» **WRITTEN EXERCISE**
The entries below are to be written out again without alteration.

Data extracted from a collection:

============================================================

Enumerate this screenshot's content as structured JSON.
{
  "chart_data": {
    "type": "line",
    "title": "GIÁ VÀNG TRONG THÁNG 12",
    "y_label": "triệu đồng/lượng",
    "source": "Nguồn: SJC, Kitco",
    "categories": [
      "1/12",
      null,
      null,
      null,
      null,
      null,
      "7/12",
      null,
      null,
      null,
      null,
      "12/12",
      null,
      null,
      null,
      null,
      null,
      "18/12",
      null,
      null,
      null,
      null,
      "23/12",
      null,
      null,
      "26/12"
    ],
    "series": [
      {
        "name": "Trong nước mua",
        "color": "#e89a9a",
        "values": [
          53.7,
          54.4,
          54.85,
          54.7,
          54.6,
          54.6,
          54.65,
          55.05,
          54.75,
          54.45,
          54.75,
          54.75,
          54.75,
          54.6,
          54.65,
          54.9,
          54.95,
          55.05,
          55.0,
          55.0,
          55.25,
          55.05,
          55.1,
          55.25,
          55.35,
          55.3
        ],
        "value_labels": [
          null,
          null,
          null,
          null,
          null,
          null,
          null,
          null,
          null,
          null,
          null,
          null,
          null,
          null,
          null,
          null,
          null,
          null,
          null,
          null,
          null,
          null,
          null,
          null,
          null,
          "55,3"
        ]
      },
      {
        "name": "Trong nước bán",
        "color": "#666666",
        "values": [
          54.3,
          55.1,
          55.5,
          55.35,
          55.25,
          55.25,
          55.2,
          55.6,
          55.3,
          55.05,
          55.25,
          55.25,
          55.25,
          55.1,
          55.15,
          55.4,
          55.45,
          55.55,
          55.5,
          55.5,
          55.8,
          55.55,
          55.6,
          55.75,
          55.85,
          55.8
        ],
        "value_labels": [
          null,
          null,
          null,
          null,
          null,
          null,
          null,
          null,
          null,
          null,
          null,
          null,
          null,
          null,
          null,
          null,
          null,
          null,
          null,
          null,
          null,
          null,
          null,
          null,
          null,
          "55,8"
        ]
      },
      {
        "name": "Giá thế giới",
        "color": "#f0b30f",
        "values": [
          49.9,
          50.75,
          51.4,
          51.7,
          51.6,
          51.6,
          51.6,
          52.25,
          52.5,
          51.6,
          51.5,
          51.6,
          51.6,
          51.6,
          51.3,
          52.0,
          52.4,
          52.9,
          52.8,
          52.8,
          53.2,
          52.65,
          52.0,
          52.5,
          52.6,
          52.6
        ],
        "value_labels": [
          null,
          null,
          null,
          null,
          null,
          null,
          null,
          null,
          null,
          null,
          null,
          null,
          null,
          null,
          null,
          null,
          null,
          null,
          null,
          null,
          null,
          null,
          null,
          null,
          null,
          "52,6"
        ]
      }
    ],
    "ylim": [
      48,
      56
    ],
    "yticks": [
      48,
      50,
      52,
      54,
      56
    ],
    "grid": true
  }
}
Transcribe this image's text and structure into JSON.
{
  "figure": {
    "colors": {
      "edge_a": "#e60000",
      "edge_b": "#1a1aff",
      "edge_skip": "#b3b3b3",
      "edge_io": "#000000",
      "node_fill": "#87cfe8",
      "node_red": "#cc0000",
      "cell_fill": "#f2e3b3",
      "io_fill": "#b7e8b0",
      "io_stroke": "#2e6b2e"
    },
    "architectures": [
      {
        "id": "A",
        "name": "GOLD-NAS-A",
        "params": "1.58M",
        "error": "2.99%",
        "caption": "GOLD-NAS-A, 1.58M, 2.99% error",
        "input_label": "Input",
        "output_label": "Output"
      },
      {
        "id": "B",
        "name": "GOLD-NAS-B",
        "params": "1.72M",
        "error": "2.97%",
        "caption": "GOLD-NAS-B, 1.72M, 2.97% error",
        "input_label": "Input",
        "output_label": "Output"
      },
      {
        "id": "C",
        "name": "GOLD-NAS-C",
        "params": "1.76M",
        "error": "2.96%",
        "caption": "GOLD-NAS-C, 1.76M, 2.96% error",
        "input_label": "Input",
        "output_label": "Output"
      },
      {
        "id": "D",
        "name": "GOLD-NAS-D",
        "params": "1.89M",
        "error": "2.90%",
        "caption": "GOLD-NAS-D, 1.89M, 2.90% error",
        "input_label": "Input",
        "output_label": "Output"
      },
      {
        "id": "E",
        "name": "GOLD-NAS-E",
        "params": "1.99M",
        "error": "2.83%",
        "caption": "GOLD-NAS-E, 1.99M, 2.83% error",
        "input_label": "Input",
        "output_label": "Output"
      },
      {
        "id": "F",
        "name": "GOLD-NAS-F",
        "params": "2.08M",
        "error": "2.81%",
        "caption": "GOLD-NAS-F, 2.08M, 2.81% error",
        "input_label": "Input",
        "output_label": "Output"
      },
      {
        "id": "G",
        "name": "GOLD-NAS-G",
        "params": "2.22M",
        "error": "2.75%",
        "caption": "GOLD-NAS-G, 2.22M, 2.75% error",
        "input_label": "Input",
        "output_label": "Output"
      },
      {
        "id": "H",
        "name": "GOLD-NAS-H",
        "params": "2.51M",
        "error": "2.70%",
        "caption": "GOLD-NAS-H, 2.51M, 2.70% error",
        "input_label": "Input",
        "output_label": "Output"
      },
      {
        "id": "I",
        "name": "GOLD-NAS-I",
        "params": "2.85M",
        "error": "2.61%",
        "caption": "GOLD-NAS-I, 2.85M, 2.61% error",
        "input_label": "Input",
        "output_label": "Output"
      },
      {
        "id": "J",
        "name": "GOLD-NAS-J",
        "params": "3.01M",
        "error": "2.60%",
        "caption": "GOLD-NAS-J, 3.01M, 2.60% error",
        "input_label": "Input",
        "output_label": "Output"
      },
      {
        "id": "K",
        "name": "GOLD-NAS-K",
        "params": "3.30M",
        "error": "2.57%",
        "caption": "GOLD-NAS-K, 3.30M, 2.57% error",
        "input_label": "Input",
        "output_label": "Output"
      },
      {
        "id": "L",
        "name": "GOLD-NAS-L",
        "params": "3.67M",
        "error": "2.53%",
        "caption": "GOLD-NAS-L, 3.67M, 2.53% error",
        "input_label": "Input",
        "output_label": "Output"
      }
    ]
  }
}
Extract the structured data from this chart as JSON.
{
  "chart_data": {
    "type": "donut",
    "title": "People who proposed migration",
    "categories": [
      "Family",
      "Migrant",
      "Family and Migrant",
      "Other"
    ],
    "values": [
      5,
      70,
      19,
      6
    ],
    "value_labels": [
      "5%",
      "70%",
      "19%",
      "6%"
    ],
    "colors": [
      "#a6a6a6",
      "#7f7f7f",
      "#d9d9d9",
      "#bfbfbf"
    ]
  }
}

============================================================

» **RESPONSE TO THIS EXERCISE**
Enumerate this screenshot's content as structured JSON.
{
  "chart_data": {
    "type": "line",
    "title": "GIÁ VÀNG TRONG THÁNG 12",
    "y_label": "triệu đồng/lượng",
    "source": "Nguồn: SJC, Kitco",
    "categories": [
      "1/12",
      null,
      null,
      null,
      null,
      null,
      "7/12",
      null,
      null,
      null,
      null,
      "12/12",
      null,
      null,
      null,
      null,
      null,
      "18/12",
      null,
      null,
      null,
      null,
      "23/12",
      null,
      null,
      "26/12"
    ],
    "series": [
      {
        "name": "Trong nước mua",
        "color": "#e89a9a",
        "values": [
          53.7,
          54.4,
          54.85,
          54.7,
          54.6,
          54.6,
          54.65,
          55.05,
          54.75,
          54.45,
          54.75,
          54.75,
          54.75,
          54.6,
          54.65,
          54.9,
          54.95,
          55.05,
          55.0,
          55.0,
          55.25,
          55.05,
          55.1,
          55.25,
          55.35,
          55.3
        ],
        "value_labels": [
          null,
          null,
          null,
          null,
          null,
          null,
          null,
          null,
          null,
          null,
          null,
          null,
          null,
          null,
          null,
          null,
          null,
          null,
          null,
          null,
          null,
          null,
          null,
          null,
          null,
          "55,3"
        ]
      },
      {
        "name": "Trong nước bán",
        "color": "#666666",
        "values": [
          54.3,
          55.1,
          55.5,
          55.35,
          55.25,
          55.25,
          55.2,
          55.6,
          55.3,
          55.05,
          55.25,
          55.25,
          55.25,
          55.1,
          55.15,
          55.4,
          55.45,
          55.55,
          55.5,
          55.5,
          55.8,
          55.55,
          55.6,
          55.75,
          55.85,
          55.8
        ],
        "value_labels": [
          null,
          null,
          null,
          null,
          null,
          null,
          null,
          null,
          null,
          null,
          null,
          null,
          null,
          null,
          null,
          null,
          null,
          null,
          null,
          null,
          null,
          null,
          null,
          null,
          null,
          "55,8"
        ]
      },
      {
        "name": "Giá thế giới",
        "color": "#f0b30f",
        "values": [
          49.9,
          50.75,
          51.4,
          51.7,
          51.6,
          51.6,
          51.6,
          52.25,
          52.5,
          51.6,
          51.5,
          51.6,
          51.6,
          51.6,
          51.3,
          52.0,
          52.4,
          52.9,
          52.8,
          52.8,
          53.2,
          52.65,
          52.0,
          52.5,
          52.6,
          52.6
        ],
        "value_labels": [
          null,
          null,
          null,
          null,
          null,
          null,
          null,
          null,
          null,
          null,
          null,
          null,
          null,
          null,
          null,
          null,
          null,
          null,
          null,
          null,
          null,
          null,
          null,
          null,
          null,
          "52,6"
        ]
      }
    ],
    "ylim": [
      48,
      56
    ],
    "yticks": [
      48,
      50,
      52,
      54,
      56
    ],
    "grid": true
  }
}
Transcribe this image's text and structure into JSON.
{
  "figure": {
    "colors": {
      "edge_a": "#e60000",
      "edge_b": "#1a1aff",
      "edge_skip": "#b3b3b3",
      "edge_io": "#000000",
      "node_fill": "#87cfe8",
      "node_red": "#cc0000",
      "cell_fill": "#f2e3b3",
      "io_fill": "#b7e8b0",
      "io_stroke": "#2e6b2e"
    },
    "architectures": [
      {
        "id": "A",
        "name": "GOLD-NAS-A",
        "params": "1.58M",
        "error": "2.99%",
        "caption": "GOLD-NAS-A, 1.58M, 2.99% error",
        "input_label": "Input",
        "output_label": "Output"
      },
      {
        "id": "B",
        "name": "GOLD-NAS-B",
        "params": "1.72M",
        "error": "2.97%",
        "caption": "GOLD-NAS-B, 1.72M, 2.97% error",
        "input_label": "Input",
        "output_label": "Output"
      },
      {
        "id": "C",
        "name": "GOLD-NAS-C",
        "params": "1.76M",
        "error": "2.96%",
        "caption": "GOLD-NAS-C, 1.76M, 2.96% error",
        "input_label": "Input",
        "output_label": "Output"
      },
      {
        "id": "D",
        "name": "GOLD-NAS-D",
        "params": "1.89M",
        "error": "2.90%",
        "caption": "GOLD-NAS-D, 1.89M, 2.90% error",
        "input_label": "Input",
        "output_label": "Output"
      },
      {
        "id": "E",
        "name": "GOLD-NAS-E",
        "params": "1.99M",
        "error": "2.83%",
        "caption": "GOLD-NAS-E, 1.99M, 2.83% error",
        "input_label": "Input",
        "output_label": "Output"
      },
      {
        "id": "F",
        "name": "GOLD-NAS-F",
        "params": "2.08M",
        "error": "2.81%",
        "caption": "GOLD-NAS-F, 2.08M, 2.81% error",
        "input_label": "Input",
        "output_label": "Output"
      },
      {
        "id": "G",
        "name": "GOLD-NAS-G",
        "params": "2.22M",
        "error": "2.75%",
        "caption": "GOLD-NAS-G, 2.22M, 2.75% error",
        "input_label": "Input",
        "output_label": "Output"
      },
      {
        "id": "H",
        "name": "GOLD-NAS-H",
        "params": "2.51M",
        "error": "2.70%",
        "caption": "GOLD-NAS-H, 2.51M, 2.70% error",
        "input_label": "Input",
        "output_label": "Output"
      },
      {
        "id": "I",
        "name": "GOLD-NAS-I",
        "params": "2.85M",
        "error": "2.61%",
        "caption": "GOLD-NAS-I, 2.85M, 2.61% error",
        "input_label": "Input",
        "output_label": "Output"
      },
      {
        "id": "J",
        "name": "GOLD-NAS-J",
        "params": "3.01M",
        "error": "2.60%",
        "caption": "GOLD-NAS-J, 3.01M, 2.60% error",
        "input_label": "Input",
        "output_label": "Output"
      },
      {
        "id": "K",
        "name": "GOLD-NAS-K",
        "params": "3.30M",
        "error": "2.57%",
        "caption": "GOLD-NAS-K, 3.30M, 2.57% error",
        "input_label": "Input",
        "output_label": "Output"
      },
      {
        "id": "L",
        "name": "GOLD-NAS-L",
        "params": "3.67M",
        "error": "2.53%",
        "caption": "GOLD-NAS-L, 3.67M, 2.53% error",
        "input_label": "Input",
        "output_label": "Output"
      }
    ]
  }
}
Extract the structured data from this chart as JSON.
{
  "chart_data": {
    "type": "donut",
    "title": "People who proposed migration",
    "categories": [
      "Family",
      "Migrant",
      "Family and Migrant",
      "Other"
    ],
    "values": [
      5,
      70,
      19,
      6
    ],
    "value_labels": [
      "5%",
      "70%",
      "19%",
      "6%"
    ],
    "colors": [
      "#a6a6a6",
      "#7f7f7f",
      "#d9d9d9",
      "#bfbfbf"
    ]
  }
}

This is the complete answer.